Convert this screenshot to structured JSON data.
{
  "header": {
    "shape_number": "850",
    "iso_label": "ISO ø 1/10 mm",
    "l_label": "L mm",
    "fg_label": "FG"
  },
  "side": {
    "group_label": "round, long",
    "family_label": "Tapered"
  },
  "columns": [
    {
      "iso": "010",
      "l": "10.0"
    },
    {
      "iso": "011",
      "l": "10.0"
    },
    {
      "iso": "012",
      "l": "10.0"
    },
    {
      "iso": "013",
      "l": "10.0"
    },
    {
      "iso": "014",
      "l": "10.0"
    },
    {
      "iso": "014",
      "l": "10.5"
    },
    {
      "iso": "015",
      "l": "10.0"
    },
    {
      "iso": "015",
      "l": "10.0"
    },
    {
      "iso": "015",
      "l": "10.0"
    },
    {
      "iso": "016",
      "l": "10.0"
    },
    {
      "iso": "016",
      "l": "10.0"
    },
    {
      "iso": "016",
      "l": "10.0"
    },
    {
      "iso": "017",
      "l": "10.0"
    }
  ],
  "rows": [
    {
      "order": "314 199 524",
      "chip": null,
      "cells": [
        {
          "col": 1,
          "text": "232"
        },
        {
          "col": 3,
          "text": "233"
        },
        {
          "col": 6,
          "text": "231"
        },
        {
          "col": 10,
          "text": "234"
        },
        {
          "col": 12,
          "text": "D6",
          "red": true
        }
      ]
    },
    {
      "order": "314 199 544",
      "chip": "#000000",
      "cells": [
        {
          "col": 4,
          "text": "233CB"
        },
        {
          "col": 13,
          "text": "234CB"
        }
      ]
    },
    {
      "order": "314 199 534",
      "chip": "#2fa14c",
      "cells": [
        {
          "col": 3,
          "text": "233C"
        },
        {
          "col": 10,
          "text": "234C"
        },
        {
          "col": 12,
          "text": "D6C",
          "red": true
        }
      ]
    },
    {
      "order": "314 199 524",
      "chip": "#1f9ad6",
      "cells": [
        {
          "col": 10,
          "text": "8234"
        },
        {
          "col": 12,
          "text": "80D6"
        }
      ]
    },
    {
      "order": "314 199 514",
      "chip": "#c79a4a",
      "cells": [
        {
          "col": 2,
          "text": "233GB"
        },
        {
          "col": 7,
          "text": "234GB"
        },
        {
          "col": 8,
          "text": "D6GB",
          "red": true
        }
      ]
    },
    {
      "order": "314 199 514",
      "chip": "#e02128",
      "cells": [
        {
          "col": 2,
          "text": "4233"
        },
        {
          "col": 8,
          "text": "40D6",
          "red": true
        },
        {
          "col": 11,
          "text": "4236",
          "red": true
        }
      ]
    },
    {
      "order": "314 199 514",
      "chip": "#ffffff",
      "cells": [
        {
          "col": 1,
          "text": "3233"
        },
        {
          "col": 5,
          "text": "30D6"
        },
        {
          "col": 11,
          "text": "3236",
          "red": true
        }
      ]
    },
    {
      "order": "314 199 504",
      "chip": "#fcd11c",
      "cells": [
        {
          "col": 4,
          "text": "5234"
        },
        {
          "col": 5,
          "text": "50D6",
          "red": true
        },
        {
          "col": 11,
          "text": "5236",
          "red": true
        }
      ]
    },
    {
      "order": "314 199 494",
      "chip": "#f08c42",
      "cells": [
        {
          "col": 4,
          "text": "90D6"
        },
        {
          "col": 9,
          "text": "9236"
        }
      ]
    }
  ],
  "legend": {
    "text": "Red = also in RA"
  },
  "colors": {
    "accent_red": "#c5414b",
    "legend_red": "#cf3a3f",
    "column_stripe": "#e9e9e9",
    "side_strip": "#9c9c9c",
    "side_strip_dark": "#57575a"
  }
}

*-*-*

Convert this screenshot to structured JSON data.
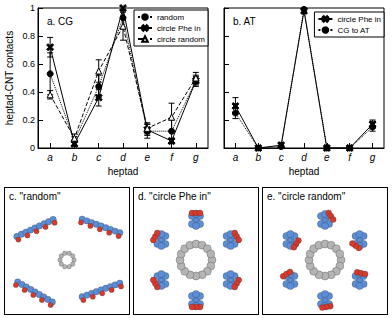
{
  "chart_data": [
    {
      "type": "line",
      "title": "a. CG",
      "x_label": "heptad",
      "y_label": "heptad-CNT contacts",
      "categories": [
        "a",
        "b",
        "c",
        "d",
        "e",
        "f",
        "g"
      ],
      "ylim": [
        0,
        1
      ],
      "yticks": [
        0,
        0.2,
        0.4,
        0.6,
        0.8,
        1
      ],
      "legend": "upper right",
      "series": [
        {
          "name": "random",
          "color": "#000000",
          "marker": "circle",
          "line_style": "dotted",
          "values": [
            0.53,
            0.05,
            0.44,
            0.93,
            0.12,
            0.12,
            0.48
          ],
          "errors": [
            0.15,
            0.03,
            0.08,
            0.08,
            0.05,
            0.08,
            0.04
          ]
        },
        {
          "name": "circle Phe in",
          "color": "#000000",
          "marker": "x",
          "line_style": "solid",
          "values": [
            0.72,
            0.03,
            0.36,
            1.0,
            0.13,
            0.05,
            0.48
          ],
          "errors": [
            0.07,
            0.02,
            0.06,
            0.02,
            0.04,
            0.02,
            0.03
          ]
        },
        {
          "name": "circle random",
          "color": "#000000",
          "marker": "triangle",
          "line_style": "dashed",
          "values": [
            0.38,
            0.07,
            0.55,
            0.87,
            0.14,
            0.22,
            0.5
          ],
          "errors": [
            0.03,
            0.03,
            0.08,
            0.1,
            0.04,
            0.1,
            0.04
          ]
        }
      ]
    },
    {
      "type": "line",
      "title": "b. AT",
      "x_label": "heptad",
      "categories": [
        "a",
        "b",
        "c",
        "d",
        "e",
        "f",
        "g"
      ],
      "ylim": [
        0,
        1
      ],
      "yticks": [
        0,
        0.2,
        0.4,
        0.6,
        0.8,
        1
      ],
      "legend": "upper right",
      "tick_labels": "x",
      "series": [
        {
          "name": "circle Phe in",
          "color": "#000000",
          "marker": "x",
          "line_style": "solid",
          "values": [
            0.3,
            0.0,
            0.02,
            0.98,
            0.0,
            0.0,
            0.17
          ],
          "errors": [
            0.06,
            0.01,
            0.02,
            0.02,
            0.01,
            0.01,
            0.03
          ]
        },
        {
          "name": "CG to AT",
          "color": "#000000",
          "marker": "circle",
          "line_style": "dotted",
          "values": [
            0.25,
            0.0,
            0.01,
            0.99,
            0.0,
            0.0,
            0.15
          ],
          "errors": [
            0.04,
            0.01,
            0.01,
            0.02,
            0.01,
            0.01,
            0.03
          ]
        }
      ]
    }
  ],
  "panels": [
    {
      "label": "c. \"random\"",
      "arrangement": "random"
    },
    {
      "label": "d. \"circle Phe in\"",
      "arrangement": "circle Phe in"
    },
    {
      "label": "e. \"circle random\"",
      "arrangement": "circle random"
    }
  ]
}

*-*-*

*THE TASK*:
Pull out the lines above in which the word "chip" appears.

*ANSWER TO THIS PROBLEM*:
      "chip": null,
      "chip": "#000000",
      "chip": "#2fa14c",
      "chip": "#1f9ad6",
      "chip": "#c79a4a",
      "chip": "#e02128",
      "chip": "#ffffff",
      "chip": "#fcd11c",
      "chip": "#f08c42",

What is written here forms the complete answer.